Excerpts from a figure dataset:
◆ ◆ ◆ ◆

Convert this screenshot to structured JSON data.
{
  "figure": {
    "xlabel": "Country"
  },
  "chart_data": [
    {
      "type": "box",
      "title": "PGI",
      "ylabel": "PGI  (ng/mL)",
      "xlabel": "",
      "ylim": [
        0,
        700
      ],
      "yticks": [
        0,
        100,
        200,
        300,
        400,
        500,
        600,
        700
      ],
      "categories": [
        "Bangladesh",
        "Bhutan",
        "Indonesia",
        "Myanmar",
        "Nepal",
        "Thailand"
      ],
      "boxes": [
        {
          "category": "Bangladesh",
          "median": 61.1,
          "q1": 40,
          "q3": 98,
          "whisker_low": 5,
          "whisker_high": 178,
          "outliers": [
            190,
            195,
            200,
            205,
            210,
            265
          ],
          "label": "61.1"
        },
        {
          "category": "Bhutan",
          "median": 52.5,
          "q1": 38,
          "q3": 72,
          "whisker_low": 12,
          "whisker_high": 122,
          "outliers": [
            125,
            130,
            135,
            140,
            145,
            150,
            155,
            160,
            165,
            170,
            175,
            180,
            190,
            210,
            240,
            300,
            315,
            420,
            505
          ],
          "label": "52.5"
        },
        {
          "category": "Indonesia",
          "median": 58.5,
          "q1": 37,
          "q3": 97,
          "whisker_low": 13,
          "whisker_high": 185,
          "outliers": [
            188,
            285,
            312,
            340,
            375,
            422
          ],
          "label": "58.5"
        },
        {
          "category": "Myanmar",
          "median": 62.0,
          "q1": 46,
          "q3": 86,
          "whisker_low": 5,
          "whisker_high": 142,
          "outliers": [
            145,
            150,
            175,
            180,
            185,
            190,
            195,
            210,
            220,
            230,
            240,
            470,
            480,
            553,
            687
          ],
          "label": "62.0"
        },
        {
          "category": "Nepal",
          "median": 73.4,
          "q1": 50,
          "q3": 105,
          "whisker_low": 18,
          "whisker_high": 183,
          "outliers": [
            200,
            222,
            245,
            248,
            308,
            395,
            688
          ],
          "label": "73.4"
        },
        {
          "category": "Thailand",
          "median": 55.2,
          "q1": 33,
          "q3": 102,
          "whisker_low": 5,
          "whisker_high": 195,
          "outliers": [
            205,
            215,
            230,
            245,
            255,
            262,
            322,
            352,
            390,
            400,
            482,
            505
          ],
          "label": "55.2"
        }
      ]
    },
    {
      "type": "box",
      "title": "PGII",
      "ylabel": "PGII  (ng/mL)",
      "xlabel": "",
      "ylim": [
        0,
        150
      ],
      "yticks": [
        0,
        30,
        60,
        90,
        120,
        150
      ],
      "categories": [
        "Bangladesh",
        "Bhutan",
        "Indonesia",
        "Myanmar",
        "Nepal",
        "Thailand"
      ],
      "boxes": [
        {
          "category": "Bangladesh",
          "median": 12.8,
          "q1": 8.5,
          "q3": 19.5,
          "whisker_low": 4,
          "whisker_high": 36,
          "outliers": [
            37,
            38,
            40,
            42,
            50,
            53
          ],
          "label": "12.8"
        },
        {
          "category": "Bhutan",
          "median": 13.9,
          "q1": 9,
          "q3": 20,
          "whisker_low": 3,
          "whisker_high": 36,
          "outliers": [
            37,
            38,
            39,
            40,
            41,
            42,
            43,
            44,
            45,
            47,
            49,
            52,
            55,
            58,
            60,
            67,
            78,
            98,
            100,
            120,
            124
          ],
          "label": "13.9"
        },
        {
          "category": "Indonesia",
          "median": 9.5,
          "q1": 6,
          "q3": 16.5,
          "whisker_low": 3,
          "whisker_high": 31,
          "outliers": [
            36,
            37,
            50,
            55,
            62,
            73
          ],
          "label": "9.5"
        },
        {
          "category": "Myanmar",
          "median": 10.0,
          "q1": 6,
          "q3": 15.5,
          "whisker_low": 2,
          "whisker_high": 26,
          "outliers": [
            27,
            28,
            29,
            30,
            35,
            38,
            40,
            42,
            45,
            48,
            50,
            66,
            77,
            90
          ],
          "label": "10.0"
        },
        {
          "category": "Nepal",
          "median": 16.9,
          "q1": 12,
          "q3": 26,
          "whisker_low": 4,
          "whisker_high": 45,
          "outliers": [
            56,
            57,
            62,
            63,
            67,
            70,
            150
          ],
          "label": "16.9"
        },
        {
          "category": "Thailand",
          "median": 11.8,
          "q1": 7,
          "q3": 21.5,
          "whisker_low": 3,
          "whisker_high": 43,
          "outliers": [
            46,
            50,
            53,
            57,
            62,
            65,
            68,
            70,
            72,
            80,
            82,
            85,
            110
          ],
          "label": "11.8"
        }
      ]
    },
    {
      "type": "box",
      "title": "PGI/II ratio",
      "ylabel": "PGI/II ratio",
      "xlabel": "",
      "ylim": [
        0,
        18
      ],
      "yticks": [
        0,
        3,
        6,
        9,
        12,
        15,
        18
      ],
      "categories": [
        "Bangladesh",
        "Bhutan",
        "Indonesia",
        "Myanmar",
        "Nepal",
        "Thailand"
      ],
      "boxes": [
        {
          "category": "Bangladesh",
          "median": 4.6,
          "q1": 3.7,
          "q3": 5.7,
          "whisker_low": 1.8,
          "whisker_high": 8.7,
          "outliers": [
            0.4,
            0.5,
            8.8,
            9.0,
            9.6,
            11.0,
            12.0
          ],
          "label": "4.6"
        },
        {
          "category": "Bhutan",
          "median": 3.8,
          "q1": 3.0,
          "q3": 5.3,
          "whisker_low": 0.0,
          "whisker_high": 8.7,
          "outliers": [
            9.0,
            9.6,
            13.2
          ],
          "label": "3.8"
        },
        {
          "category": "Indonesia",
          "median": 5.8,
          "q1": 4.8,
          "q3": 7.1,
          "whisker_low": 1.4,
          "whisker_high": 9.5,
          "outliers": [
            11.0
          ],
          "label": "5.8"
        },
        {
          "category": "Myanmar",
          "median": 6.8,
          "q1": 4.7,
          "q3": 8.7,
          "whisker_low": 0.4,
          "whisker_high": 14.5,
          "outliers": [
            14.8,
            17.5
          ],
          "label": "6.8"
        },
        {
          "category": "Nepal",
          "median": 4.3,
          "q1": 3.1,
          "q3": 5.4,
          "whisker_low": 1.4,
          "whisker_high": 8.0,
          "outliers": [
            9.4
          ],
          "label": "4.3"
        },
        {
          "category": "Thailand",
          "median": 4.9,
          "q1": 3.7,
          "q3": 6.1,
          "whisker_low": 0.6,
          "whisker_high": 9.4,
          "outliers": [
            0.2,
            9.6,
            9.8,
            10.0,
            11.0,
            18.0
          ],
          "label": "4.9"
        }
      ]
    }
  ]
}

◆ ◆ ◆ ◆

[Do this]: Return all of the data word for word.

[Answer for the task]:
Convert this screenshot to structured JSON data.
{
  "figure": {
    "xlabel": "Country"
  },
  "chart_data": [
    {
      "type": "box",
      "title": "PGI",
      "ylabel": "PGI  (ng/mL)",
      "xlabel": "",
      "ylim": [
        0,
        700
      ],
      "yticks": [
        0,
        100,
        200,
        300,
        400,
        500,
        600,
        700
      ],
      "categories": [
        "Bangladesh",
        "Bhutan",
        "Indonesia",
        "Myanmar",
        "Nepal",
        "Thailand"
      ],
      "boxes": [
        {
          "category": "Bangladesh",
          "median": 61.1,
          "q1": 40,
          "q3": 98,
          "whisker_low": 5,
          "whisker_high": 178,
          "outliers": [
            190,
            195,
            200,
            205,
            210,
            265
          ],
          "label": "61.1"
        },
        {
          "category": "Bhutan",
          "median": 52.5,
          "q1": 38,
          "q3": 72,
          "whisker_low": 12,
          "whisker_high": 122,
          "outliers": [
            125,
            130,
            135,
            140,
            145,
            150,
            155,
            160,
            165,
            170,
            175,
            180,
            190,
            210,
            240,
            300,
            315,
            420,
            505
          ],
          "label": "52.5"
        },
        {
          "category": "Indonesia",
          "median": 58.5,
          "q1": 37,
          "q3": 97,
          "whisker_low": 13,
          "whisker_high": 185,
          "outliers": [
            188,
            285,
            312,
            340,
            375,
            422
          ],
          "label": "58.5"
        },
        {
          "category": "Myanmar",
          "median": 62.0,
          "q1": 46,
          "q3": 86,
          "whisker_low": 5,
          "whisker_high": 142,
          "outliers": [
            145,
            150,
            175,
            180,
            185,
            190,
            195,
            210,
            220,
            230,
            240,
            470,
            480,
            553,
            687
          ],
          "label": "62.0"
        },
        {
          "category": "Nepal",
          "median": 73.4,
          "q1": 50,
          "q3": 105,
          "whisker_low": 18,
          "whisker_high": 183,
          "outliers": [
            200,
            222,
            245,
            248,
            308,
            395,
            688
          ],
          "label": "73.4"
        },
        {
          "category": "Thailand",
          "median": 55.2,
          "q1": 33,
          "q3": 102,
          "whisker_low": 5,
          "whisker_high": 195,
          "outliers": [
            205,
            215,
            230,
            245,
            255,
            262,
            322,
            352,
            390,
            400,
            482,
            505
          ],
          "label": "55.2"
        }
      ]
    },
    {
      "type": "box",
      "title": "PGII",
      "ylabel": "PGII  (ng/mL)",
      "xlabel": "",
      "ylim": [
        0,
        150
      ],
      "yticks": [
        0,
        30,
        60,
        90,
        120,
        150
      ],
      "categories": [
        "Bangladesh",
        "Bhutan",
        "Indonesia",
        "Myanmar",
        "Nepal",
        "Thailand"
      ],
      "boxes": [
        {
          "category": "Bangladesh",
          "median": 12.8,
          "q1": 8.5,
          "q3": 19.5,
          "whisker_low": 4,
          "whisker_high": 36,
          "outliers": [
            37,
            38,
            40,
            42,
            50,
            53
          ],
          "label": "12.8"
        },
        {
          "category": "Bhutan",
          "median": 13.9,
          "q1": 9,
          "q3": 20,
          "whisker_low": 3,
          "whisker_high": 36,
          "outliers": [
            37,
            38,
            39,
            40,
            41,
            42,
            43,
            44,
            45,
            47,
            49,
            52,
            55,
            58,
            60,
            67,
            78,
            98,
            100,
            120,
            124
          ],
          "label": "13.9"
        },
        {
          "category": "Indonesia",
          "median": 9.5,
          "q1": 6,
          "q3": 16.5,
          "whisker_low": 3,
          "whisker_high": 31,
          "outliers": [
            36,
            37,
            50,
            55,
            62,
            73
          ],
          "label": "9.5"
        },
        {
          "category": "Myanmar",
          "median": 10.0,
          "q1": 6,
          "q3": 15.5,
          "whisker_low": 2,
          "whisker_high": 26,
          "outliers": [
            27,
            28,
            29,
            30,
            35,
            38,
            40,
            42,
            45,
            48,
            50,
            66,
            77,
            90
          ],
          "label": "10.0"
        },
        {
          "category": "Nepal",
          "median": 16.9,
          "q1": 12,
          "q3": 26,
          "whisker_low": 4,
          "whisker_high": 45,
          "outliers": [
            56,
            57,
            62,
            63,
            67,
            70,
            150
          ],
          "label": "16.9"
        },
        {
          "category": "Thailand",
          "median": 11.8,
          "q1": 7,
          "q3": 21.5,
          "whisker_low": 3,
          "whisker_high": 43,
          "outliers": [
            46,
            50,
            53,
            57,
            62,
            65,
            68,
            70,
            72,
            80,
            82,
            85,
            110
          ],
          "label": "11.8"
        }
      ]
    },
    {
      "type": "box",
      "title": "PGI/II ratio",
      "ylabel": "PGI/II ratio",
      "xlabel": "",
      "ylim": [
        0,
        18
      ],
      "yticks": [
        0,
        3,
        6,
        9,
        12,
        15,
        18
      ],
      "categories": [
        "Bangladesh",
        "Bhutan",
        "Indonesia",
        "Myanmar",
        "Nepal",
        "Thailand"
      ],
      "boxes": [
        {
          "category": "Bangladesh",
          "median": 4.6,
          "q1": 3.7,
          "q3": 5.7,
          "whisker_low": 1.8,
          "whisker_high": 8.7,
          "outliers": [
            0.4,
            0.5,
            8.8,
            9.0,
            9.6,
            11.0,
            12.0
          ],
          "label": "4.6"
        },
        {
          "category": "Bhutan",
          "median": 3.8,
          "q1": 3.0,
          "q3": 5.3,
          "whisker_low": 0.0,
          "whisker_high": 8.7,
          "outliers": [
            9.0,
            9.6,
            13.2
          ],
          "label": "3.8"
        },
        {
          "category": "Indonesia",
          "median": 5.8,
          "q1": 4.8,
          "q3": 7.1,
          "whisker_low": 1.4,
          "whisker_high": 9.5,
          "outliers": [
            11.0
          ],
          "label": "5.8"
        },
        {
          "category": "Myanmar",
          "median": 6.8,
          "q1": 4.7,
          "q3": 8.7,
          "whisker_low": 0.4,
          "whisker_high": 14.5,
          "outliers": [
            14.8,
            17.5
          ],
          "label": "6.8"
        },
        {
          "category": "Nepal",
          "median": 4.3,
          "q1": 3.1,
          "q3": 5.4,
          "whisker_low": 1.4,
          "whisker_high": 8.0,
          "outliers": [
            9.4
          ],
          "label": "4.3"
        },
        {
          "category": "Thailand",
          "median": 4.9,
          "q1": 3.7,
          "q3": 6.1,
          "whisker_low": 0.6,
          "whisker_high": 9.4,
          "outliers": [
            0.2,
            9.6,
            9.8,
            10.0,
            11.0,
            18.0
          ],
          "label": "4.9"
        }
      ]
    }
  ]
}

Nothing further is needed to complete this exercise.